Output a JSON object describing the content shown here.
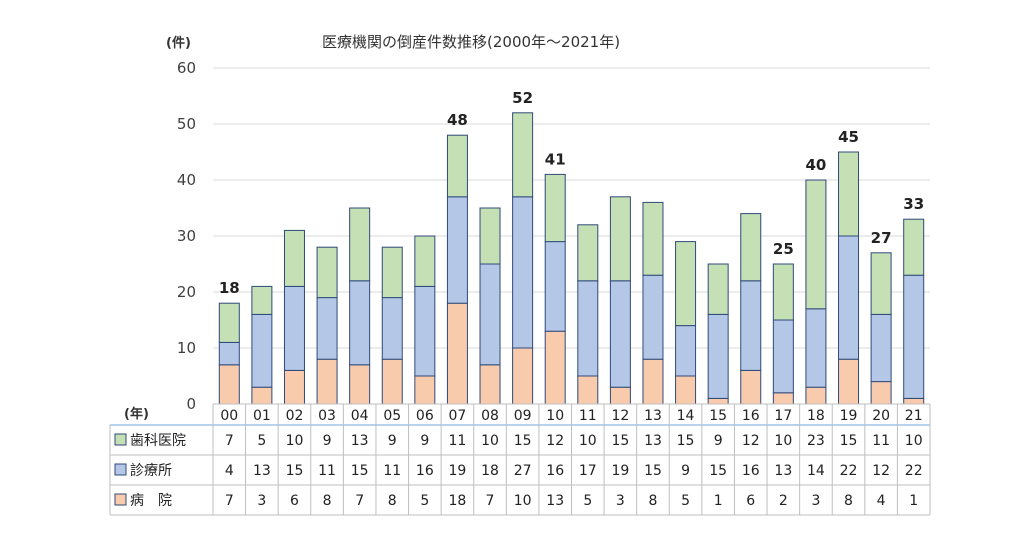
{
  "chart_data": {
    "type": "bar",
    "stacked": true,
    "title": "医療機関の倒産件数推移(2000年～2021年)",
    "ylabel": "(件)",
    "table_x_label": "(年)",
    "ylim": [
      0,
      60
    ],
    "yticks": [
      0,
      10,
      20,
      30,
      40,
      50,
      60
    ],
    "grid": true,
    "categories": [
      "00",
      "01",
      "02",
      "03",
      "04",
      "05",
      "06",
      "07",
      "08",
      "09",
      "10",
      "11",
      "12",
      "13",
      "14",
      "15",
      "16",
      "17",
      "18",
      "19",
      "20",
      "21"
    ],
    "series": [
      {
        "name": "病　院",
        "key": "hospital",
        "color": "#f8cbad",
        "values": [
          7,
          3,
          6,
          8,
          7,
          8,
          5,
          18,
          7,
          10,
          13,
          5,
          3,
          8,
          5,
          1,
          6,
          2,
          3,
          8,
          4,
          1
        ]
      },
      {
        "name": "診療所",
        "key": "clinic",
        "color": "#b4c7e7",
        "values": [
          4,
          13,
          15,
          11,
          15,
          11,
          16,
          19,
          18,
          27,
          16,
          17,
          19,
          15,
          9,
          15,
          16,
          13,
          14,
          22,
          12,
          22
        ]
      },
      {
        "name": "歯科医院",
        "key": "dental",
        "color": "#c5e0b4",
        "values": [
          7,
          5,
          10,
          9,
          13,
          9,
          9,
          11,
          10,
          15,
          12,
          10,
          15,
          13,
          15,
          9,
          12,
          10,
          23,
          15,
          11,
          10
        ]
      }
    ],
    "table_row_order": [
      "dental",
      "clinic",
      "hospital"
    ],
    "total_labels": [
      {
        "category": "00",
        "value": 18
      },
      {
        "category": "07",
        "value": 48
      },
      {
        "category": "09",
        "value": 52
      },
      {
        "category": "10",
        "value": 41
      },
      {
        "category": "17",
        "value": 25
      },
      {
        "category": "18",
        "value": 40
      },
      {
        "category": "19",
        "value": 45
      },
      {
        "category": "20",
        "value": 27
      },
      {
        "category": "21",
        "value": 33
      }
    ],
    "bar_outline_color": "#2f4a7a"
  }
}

━━━━━━━━━━━━━━━━

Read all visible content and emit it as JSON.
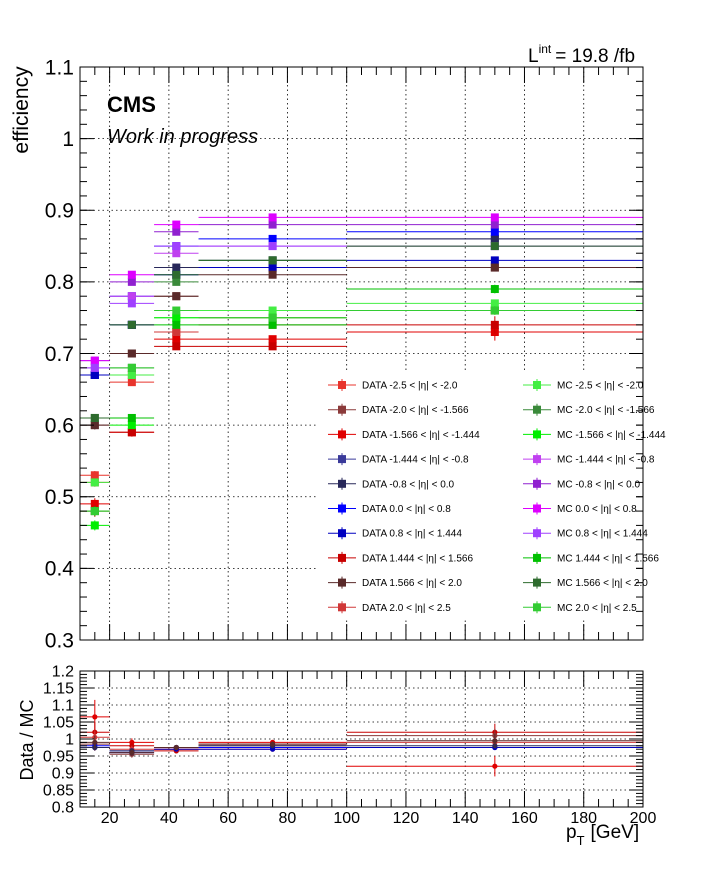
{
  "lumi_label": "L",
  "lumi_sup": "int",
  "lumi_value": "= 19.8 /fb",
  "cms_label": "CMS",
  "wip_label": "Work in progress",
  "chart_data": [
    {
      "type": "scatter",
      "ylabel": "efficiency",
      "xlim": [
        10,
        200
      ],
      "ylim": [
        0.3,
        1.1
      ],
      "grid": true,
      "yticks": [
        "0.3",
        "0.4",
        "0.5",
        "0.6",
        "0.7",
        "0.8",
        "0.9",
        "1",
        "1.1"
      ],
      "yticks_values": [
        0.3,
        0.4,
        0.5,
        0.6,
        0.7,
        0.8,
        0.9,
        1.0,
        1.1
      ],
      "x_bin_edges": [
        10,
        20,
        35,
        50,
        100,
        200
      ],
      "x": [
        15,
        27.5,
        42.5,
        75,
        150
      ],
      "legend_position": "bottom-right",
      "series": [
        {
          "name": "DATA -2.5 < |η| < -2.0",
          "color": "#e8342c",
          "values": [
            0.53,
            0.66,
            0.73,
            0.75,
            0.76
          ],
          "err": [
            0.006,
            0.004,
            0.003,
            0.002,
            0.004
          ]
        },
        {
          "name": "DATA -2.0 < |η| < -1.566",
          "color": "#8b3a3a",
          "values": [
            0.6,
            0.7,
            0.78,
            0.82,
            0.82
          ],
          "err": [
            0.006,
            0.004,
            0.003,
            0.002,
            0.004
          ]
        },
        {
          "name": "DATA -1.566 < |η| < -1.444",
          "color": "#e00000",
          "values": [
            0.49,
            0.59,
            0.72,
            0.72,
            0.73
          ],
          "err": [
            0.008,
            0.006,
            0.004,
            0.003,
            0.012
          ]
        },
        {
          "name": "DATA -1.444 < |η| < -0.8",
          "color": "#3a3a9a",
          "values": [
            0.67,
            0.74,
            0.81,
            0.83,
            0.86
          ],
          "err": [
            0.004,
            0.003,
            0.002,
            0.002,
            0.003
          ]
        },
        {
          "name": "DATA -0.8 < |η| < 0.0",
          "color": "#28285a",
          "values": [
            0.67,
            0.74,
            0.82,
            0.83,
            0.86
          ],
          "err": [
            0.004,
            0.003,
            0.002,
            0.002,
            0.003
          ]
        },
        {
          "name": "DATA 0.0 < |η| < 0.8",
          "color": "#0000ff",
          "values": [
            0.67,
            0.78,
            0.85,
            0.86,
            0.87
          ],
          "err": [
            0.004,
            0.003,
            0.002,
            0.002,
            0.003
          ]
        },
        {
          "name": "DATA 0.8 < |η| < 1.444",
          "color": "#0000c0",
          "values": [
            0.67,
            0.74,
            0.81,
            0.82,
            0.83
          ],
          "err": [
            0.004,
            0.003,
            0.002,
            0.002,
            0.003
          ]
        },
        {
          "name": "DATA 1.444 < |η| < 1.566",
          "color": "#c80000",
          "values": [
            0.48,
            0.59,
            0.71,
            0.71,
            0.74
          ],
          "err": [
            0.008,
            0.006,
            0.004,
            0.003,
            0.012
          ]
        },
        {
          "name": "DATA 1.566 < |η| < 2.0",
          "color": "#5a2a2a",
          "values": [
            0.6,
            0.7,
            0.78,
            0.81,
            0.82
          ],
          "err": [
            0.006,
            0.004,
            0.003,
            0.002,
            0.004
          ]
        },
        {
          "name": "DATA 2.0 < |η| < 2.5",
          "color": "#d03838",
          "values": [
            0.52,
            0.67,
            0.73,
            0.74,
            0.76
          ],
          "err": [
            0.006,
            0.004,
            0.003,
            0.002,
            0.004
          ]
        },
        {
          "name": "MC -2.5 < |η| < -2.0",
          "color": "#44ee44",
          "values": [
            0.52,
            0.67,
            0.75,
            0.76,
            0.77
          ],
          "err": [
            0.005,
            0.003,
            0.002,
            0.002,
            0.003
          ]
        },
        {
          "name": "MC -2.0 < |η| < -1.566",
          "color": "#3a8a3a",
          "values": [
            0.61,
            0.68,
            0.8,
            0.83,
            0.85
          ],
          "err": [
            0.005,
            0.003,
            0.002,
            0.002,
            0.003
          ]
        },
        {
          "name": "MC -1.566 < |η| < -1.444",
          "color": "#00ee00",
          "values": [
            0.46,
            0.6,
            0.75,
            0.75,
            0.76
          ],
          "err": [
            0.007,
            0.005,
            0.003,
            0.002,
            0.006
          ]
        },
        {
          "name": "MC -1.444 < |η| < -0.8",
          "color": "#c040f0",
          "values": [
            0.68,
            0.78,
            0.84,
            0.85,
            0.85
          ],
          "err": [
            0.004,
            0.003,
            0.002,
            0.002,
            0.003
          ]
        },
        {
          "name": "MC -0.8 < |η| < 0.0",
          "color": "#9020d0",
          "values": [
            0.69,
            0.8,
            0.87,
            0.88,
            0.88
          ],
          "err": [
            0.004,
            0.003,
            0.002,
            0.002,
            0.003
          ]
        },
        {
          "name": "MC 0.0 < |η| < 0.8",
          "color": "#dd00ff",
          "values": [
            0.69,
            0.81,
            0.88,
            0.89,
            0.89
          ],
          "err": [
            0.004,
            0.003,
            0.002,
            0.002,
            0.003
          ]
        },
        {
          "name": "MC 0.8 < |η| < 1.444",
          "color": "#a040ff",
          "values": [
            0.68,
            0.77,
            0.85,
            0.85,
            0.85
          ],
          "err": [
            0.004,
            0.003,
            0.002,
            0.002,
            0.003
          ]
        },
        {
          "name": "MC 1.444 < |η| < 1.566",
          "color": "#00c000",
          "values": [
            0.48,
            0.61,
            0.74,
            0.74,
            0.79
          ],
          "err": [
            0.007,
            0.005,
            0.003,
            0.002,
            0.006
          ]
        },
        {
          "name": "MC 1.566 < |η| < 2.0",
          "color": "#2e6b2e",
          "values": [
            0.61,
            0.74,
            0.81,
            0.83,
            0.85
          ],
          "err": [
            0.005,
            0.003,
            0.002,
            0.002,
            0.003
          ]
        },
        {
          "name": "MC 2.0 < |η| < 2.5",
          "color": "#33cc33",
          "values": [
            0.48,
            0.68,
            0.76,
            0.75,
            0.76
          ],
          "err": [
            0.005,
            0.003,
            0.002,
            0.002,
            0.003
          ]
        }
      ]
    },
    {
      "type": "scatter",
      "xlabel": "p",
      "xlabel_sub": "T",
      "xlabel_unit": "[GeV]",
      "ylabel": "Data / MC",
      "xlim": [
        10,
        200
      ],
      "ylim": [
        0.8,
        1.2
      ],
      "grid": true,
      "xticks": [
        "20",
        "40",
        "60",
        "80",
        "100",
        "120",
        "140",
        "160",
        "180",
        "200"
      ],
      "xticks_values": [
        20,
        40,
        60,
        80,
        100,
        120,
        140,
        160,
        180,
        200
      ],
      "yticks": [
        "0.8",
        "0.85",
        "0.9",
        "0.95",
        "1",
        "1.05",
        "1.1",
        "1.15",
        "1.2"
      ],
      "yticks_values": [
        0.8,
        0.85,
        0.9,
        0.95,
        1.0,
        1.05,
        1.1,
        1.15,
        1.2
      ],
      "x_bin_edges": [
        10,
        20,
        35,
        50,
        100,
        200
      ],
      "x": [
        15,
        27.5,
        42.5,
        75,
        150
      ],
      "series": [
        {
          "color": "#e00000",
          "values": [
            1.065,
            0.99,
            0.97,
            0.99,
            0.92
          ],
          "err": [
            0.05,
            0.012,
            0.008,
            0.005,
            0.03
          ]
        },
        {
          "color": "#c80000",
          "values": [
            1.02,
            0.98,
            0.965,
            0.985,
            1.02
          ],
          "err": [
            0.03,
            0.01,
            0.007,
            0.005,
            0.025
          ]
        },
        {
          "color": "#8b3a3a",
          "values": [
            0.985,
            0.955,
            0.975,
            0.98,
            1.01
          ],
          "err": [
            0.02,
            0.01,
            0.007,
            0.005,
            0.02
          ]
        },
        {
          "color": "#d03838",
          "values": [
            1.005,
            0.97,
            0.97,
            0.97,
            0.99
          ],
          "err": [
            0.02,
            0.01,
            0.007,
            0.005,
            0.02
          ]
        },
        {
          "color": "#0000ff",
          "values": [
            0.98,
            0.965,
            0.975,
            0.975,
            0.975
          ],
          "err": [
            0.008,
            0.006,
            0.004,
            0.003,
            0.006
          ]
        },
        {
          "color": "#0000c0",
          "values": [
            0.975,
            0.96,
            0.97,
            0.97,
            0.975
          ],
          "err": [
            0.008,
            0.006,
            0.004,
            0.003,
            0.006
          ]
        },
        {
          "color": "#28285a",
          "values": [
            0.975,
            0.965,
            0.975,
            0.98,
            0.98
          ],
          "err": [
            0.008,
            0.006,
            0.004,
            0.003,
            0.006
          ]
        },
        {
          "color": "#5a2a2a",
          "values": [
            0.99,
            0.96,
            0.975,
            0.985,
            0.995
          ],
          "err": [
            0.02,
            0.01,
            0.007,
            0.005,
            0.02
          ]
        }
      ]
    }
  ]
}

━━━━━━━━━━━━━━━━

▸ STATED EXERCISE:
Examine the records and pull out every line where the string "JSON" occurs.

▸ SOLUTION TO THIS PROBLEM:
Output a JSON object describing the content shown here.
Read all visible content and emit it as JSON.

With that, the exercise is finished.